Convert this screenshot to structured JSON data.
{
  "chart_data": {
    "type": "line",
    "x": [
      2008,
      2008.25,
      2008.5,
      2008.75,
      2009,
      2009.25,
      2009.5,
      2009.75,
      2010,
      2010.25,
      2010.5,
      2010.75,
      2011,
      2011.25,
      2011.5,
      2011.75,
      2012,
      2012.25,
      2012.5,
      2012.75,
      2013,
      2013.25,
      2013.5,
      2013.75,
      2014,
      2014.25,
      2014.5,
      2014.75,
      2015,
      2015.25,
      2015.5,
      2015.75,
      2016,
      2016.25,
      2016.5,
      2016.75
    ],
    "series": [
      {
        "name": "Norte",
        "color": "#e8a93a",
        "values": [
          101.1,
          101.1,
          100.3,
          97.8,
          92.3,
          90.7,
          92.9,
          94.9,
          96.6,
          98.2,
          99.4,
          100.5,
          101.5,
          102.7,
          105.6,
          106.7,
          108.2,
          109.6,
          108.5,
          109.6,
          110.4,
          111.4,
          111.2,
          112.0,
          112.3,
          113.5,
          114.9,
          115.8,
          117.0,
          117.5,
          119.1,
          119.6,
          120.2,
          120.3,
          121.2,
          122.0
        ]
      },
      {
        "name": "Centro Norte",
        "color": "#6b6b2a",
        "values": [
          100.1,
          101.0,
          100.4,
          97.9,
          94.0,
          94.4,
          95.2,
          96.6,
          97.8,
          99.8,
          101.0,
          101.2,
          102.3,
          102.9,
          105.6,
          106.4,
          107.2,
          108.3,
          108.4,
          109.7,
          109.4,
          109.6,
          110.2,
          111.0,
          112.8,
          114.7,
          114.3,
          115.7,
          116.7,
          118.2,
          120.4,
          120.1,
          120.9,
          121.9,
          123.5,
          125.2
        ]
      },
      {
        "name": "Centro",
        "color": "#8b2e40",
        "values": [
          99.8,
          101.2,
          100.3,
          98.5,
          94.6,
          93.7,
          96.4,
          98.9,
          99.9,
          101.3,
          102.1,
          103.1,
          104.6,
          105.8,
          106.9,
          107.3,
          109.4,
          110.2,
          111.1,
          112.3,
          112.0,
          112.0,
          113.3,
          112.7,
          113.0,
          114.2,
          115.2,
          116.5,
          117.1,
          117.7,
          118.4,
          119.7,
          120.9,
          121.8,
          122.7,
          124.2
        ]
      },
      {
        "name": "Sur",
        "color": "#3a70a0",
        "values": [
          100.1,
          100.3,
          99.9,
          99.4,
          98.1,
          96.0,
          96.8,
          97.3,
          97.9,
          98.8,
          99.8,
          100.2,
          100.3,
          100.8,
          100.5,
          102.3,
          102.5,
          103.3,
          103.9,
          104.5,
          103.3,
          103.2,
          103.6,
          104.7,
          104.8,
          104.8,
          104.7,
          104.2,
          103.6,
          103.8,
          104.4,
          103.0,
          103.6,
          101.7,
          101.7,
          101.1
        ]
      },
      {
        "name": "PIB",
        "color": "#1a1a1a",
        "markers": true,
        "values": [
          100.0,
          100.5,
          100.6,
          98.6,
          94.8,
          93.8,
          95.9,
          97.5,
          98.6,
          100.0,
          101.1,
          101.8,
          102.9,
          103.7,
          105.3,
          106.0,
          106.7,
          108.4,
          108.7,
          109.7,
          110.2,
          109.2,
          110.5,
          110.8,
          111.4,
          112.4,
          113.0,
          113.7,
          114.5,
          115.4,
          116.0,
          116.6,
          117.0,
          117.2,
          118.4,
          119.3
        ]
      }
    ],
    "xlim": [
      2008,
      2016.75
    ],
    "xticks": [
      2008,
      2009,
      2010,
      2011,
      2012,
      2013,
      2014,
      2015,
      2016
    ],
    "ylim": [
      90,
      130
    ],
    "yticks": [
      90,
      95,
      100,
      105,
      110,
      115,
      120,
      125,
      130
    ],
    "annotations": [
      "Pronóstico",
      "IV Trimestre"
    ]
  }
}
-*-*-
Your goal
Copy down the whole of the data above, matching it exactly.

Output for this task
Convert this screenshot to structured JSON data.
{
  "chart_data": {
    "type": "line",
    "x": [
      2008,
      2008.25,
      2008.5,
      2008.75,
      2009,
      2009.25,
      2009.5,
      2009.75,
      2010,
      2010.25,
      2010.5,
      2010.75,
      2011,
      2011.25,
      2011.5,
      2011.75,
      2012,
      2012.25,
      2012.5,
      2012.75,
      2013,
      2013.25,
      2013.5,
      2013.75,
      2014,
      2014.25,
      2014.5,
      2014.75,
      2015,
      2015.25,
      2015.5,
      2015.75,
      2016,
      2016.25,
      2016.5,
      2016.75
    ],
    "series": [
      {
        "name": "Norte",
        "color": "#e8a93a",
        "values": [
          101.1,
          101.1,
          100.3,
          97.8,
          92.3,
          90.7,
          92.9,
          94.9,
          96.6,
          98.2,
          99.4,
          100.5,
          101.5,
          102.7,
          105.6,
          106.7,
          108.2,
          109.6,
          108.5,
          109.6,
          110.4,
          111.4,
          111.2,
          112.0,
          112.3,
          113.5,
          114.9,
          115.8,
          117.0,
          117.5,
          119.1,
          119.6,
          120.2,
          120.3,
          121.2,
          122.0
        ]
      },
      {
        "name": "Centro Norte",
        "color": "#6b6b2a",
        "values": [
          100.1,
          101.0,
          100.4,
          97.9,
          94.0,
          94.4,
          95.2,
          96.6,
          97.8,
          99.8,
          101.0,
          101.2,
          102.3,
          102.9,
          105.6,
          106.4,
          107.2,
          108.3,
          108.4,
          109.7,
          109.4,
          109.6,
          110.2,
          111.0,
          112.8,
          114.7,
          114.3,
          115.7,
          116.7,
          118.2,
          120.4,
          120.1,
          120.9,
          121.9,
          123.5,
          125.2
        ]
      },
      {
        "name": "Centro",
        "color": "#8b2e40",
        "values": [
          99.8,
          101.2,
          100.3,
          98.5,
          94.6,
          93.7,
          96.4,
          98.9,
          99.9,
          101.3,
          102.1,
          103.1,
          104.6,
          105.8,
          106.9,
          107.3,
          109.4,
          110.2,
          111.1,
          112.3,
          112.0,
          112.0,
          113.3,
          112.7,
          113.0,
          114.2,
          115.2,
          116.5,
          117.1,
          117.7,
          118.4,
          119.7,
          120.9,
          121.8,
          122.7,
          124.2
        ]
      },
      {
        "name": "Sur",
        "color": "#3a70a0",
        "values": [
          100.1,
          100.3,
          99.9,
          99.4,
          98.1,
          96.0,
          96.8,
          97.3,
          97.9,
          98.8,
          99.8,
          100.2,
          100.3,
          100.8,
          100.5,
          102.3,
          102.5,
          103.3,
          103.9,
          104.5,
          103.3,
          103.2,
          103.6,
          104.7,
          104.8,
          104.8,
          104.7,
          104.2,
          103.6,
          103.8,
          104.4,
          103.0,
          103.6,
          101.7,
          101.7,
          101.1
        ]
      },
      {
        "name": "PIB",
        "color": "#1a1a1a",
        "markers": true,
        "values": [
          100.0,
          100.5,
          100.6,
          98.6,
          94.8,
          93.8,
          95.9,
          97.5,
          98.6,
          100.0,
          101.1,
          101.8,
          102.9,
          103.7,
          105.3,
          106.0,
          106.7,
          108.4,
          108.7,
          109.7,
          110.2,
          109.2,
          110.5,
          110.8,
          111.4,
          112.4,
          113.0,
          113.7,
          114.5,
          115.4,
          116.0,
          116.6,
          117.0,
          117.2,
          118.4,
          119.3
        ]
      }
    ],
    "xlim": [
      2008,
      2016.75
    ],
    "xticks": [
      2008,
      2009,
      2010,
      2011,
      2012,
      2013,
      2014,
      2015,
      2016
    ],
    "ylim": [
      90,
      130
    ],
    "yticks": [
      90,
      95,
      100,
      105,
      110,
      115,
      120,
      125,
      130
    ],
    "annotations": [
      "Pronóstico",
      "IV Trimestre"
    ]
  }
}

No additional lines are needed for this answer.